## WHAT YOU WILL DO:
Say how many lines contain "structured", using only the number.
## begin DATA FOR PROCESSING
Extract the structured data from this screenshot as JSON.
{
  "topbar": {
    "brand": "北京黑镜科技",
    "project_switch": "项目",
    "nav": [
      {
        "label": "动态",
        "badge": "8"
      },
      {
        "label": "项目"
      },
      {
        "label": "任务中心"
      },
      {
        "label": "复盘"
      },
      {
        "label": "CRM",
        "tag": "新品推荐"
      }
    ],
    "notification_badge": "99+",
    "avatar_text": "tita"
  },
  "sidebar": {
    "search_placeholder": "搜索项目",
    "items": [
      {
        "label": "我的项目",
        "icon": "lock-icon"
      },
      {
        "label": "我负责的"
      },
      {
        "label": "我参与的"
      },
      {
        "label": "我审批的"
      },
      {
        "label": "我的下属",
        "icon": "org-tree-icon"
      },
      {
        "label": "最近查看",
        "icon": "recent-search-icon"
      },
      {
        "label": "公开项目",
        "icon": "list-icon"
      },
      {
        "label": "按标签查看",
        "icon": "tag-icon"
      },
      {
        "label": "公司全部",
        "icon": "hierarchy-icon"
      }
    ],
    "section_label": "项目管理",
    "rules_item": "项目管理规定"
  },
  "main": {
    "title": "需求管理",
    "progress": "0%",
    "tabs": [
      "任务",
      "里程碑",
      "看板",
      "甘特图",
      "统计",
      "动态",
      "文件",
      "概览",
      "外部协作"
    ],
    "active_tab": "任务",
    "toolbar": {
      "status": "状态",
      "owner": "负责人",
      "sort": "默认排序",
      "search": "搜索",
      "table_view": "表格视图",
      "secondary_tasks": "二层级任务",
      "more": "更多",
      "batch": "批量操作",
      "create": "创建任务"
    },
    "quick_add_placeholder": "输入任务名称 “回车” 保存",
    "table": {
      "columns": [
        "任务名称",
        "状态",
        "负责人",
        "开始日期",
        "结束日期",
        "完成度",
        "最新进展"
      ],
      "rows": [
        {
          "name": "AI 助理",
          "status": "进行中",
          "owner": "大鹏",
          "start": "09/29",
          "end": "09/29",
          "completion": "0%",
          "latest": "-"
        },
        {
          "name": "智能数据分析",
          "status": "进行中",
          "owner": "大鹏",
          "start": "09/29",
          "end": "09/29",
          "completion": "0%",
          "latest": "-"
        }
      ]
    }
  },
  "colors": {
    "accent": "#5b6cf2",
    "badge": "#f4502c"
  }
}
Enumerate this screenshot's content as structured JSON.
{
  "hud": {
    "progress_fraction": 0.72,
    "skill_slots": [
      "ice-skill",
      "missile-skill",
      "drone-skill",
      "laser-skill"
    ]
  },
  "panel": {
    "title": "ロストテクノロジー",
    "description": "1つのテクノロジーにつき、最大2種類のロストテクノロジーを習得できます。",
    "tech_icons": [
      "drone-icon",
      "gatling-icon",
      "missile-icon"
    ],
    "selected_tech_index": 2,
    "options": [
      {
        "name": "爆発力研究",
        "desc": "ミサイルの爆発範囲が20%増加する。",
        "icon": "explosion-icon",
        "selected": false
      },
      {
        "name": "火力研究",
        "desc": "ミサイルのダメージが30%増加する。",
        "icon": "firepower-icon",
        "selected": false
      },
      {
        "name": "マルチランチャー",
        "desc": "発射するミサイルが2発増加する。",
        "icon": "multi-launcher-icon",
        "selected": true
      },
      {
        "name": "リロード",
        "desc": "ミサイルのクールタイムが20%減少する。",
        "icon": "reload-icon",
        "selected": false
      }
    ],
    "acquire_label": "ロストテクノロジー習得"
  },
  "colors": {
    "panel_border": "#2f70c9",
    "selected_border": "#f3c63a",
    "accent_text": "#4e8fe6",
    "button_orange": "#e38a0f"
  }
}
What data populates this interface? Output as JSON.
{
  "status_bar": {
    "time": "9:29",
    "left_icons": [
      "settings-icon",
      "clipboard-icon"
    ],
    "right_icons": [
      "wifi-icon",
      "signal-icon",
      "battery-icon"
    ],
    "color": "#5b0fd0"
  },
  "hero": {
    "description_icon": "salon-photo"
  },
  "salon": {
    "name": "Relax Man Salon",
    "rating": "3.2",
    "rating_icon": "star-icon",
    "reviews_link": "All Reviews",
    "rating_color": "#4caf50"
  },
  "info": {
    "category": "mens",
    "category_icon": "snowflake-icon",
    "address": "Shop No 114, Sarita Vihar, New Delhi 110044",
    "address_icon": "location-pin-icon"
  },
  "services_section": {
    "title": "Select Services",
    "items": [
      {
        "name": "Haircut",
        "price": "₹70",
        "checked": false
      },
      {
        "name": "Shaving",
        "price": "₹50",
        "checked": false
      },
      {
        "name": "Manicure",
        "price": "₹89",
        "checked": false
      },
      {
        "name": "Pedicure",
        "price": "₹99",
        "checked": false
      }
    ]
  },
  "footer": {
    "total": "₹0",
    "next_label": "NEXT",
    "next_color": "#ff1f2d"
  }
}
## end DATA FOR PROCESSING
## ANSWER:
2